List the date on which each comment in the comment thread was posted.

#### Passage to read:
= Beginning of Section =

Joe Carusi wrote at 1/9/2014 5:26:58 PM:
Hello need speek to a rep to buy a 3d printer if some can help me call 18152809845 ask for Joe the gmax printer.
james b wrote at 12/22/2013 7:40:48 PM:
How to reach Gordon LaPlante ? I have tried to reach him on Kickstart for past 2 months, 3-4 messages - no reply. I want to see about ordering a machine, but, now i am wondering if he has already gone out of business? ? ? call me at 3 eight 6 three 2 zero 6040
firstname.lastname@example.org wrote at 11/29/2013 9:26:08 PM:
Still cant find how to order. Should not be this difficult.
Jeff Moe wrote at 8/31/2013 6:27:33 PM:
@jinger, We (Aleph Objects, Inc. that owns LulzBot) have printed well over 100,000 parts on LulzBot AO-100 and TAZ printers. At present, we print about 3,000 to 4,000 parts/week. They definitely work for more than a month... @Gordon, thanks for your nice comments, best of luck with your launch, and thanks for creating more open hardware! :)
Benjamin wrote at 8/29/2013 10:10:53 PM:
Hi, what do you use for heating the plattform? I cant find a heatbed for printing with ABS?

= End of Section =

#### Record extracts:
= Beginning of Section =

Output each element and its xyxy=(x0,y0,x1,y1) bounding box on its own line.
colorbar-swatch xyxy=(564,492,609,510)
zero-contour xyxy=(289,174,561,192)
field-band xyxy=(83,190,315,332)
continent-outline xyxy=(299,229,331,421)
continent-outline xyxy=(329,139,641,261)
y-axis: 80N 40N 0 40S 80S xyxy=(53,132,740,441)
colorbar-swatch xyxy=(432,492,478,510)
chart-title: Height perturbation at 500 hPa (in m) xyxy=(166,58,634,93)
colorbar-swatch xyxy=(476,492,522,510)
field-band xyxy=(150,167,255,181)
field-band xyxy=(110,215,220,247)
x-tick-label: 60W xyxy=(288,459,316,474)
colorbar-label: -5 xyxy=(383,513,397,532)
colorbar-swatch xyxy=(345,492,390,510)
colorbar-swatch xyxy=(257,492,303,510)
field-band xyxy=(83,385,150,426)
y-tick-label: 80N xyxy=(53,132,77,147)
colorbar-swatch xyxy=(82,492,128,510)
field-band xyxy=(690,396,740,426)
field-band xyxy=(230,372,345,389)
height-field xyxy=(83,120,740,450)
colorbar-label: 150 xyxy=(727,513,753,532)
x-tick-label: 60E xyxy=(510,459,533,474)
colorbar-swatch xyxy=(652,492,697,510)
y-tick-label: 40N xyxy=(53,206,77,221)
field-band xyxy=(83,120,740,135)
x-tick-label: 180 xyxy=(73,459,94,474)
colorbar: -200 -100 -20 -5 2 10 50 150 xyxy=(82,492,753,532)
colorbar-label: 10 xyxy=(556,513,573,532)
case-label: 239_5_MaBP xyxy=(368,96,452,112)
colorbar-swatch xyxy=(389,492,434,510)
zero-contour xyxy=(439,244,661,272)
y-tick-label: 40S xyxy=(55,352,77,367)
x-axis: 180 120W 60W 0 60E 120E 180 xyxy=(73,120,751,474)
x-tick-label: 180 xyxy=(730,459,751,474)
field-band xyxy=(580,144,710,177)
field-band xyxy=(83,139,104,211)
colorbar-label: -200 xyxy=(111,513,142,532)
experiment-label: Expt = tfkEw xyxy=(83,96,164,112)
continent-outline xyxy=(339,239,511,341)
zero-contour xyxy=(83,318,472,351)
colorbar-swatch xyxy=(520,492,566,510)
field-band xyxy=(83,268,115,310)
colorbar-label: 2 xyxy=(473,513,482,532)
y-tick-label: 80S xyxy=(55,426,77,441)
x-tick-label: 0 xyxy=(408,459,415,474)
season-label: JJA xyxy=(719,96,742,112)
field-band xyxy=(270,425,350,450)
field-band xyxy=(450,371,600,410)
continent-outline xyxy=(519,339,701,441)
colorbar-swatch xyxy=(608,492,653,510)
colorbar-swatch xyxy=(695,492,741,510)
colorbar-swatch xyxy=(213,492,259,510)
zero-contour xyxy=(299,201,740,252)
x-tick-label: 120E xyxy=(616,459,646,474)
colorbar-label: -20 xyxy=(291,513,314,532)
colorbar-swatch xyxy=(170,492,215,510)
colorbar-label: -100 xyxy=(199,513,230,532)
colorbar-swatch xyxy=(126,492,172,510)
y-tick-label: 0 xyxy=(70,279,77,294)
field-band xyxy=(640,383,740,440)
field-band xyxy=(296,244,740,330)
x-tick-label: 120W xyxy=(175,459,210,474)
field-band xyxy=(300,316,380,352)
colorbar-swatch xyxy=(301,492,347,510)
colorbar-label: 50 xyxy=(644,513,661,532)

= End of Section =

#### Exercise answer:
1/9/2014
12/22/2013
11/29/2013
8/31/2013
8/29/2013